>> start

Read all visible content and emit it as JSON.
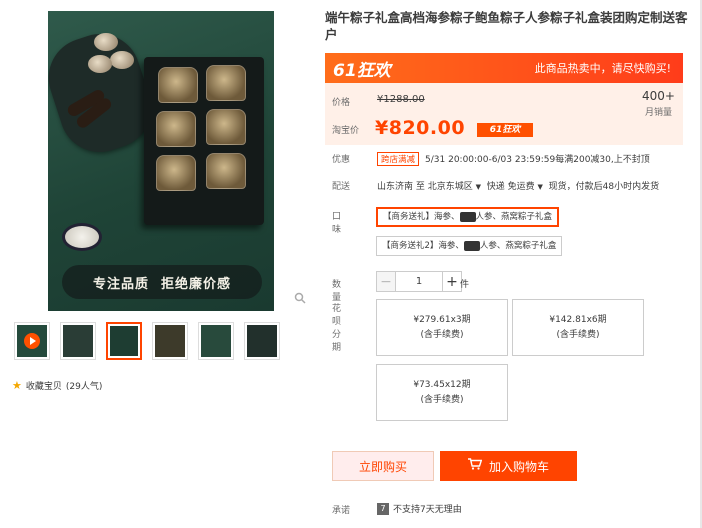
{
  "product": {
    "title": "端午粽子礼盒高档海参粽子鲍鱼粽子人参粽子礼盒装团购定制送客户",
    "image_slogan": [
      "专注品质",
      "拒绝廉价感"
    ],
    "favorite": {
      "label": "收藏宝贝",
      "count": "(29人气)"
    }
  },
  "promo": {
    "logo": "61狂欢",
    "text": "此商品热卖中，请尽快购买!"
  },
  "price": {
    "price_label": "价格",
    "old_price": "¥1288.00",
    "taobao_label": "淘宝价",
    "new_price": "¥820.00",
    "tag": "61狂欢",
    "sales_count": "400+",
    "sales_label": "月销量"
  },
  "coupon": {
    "label": "优惠",
    "badge": "跨店满减",
    "text": "5/31 20:00:00-6/03 23:59:59每满200减30,上不封顶"
  },
  "shipping": {
    "label": "配送",
    "from": "山东济南 至",
    "to": "北京东城区",
    "method": "快递 免运费",
    "note": "现货，付款后48小时内发货"
  },
  "flavor": {
    "label": "口味",
    "options": [
      {
        "prefix": "【商务送礼】海参、",
        "suffix": "人参、燕窝粽子礼盒",
        "selected": true
      },
      {
        "prefix": "【商务送礼2】海参、",
        "suffix": "人参、燕窝粽子礼盒",
        "selected": false
      }
    ]
  },
  "quantity": {
    "label": "数量",
    "value": "1",
    "unit": "件",
    "minus": "−",
    "plus": "+"
  },
  "installment": {
    "label": "花呗分期",
    "plans": [
      {
        "amount": "¥279.61x3期",
        "fee": "(含手续费)"
      },
      {
        "amount": "¥142.81x6期",
        "fee": "(含手续费)"
      },
      {
        "amount": "¥73.45x12期",
        "fee": "(含手续费)"
      }
    ]
  },
  "actions": {
    "buy_now": "立即购买",
    "add_cart": "加入购物车"
  },
  "promise": {
    "label": "承诺",
    "icon_text": "7",
    "text": "不支持7天无理由"
  },
  "icons": {
    "zoom": "search-icon",
    "star": "star-icon",
    "cart": "cart-icon",
    "play": "play-icon"
  }
}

>> end

**Challenge**.
Pick each line holding the word "amount" out of the listing.

**Written solution**.
        "amount": "¥279.61x3期",
        "amount": "¥142.81x6期",
        "amount": "¥73.45x12期",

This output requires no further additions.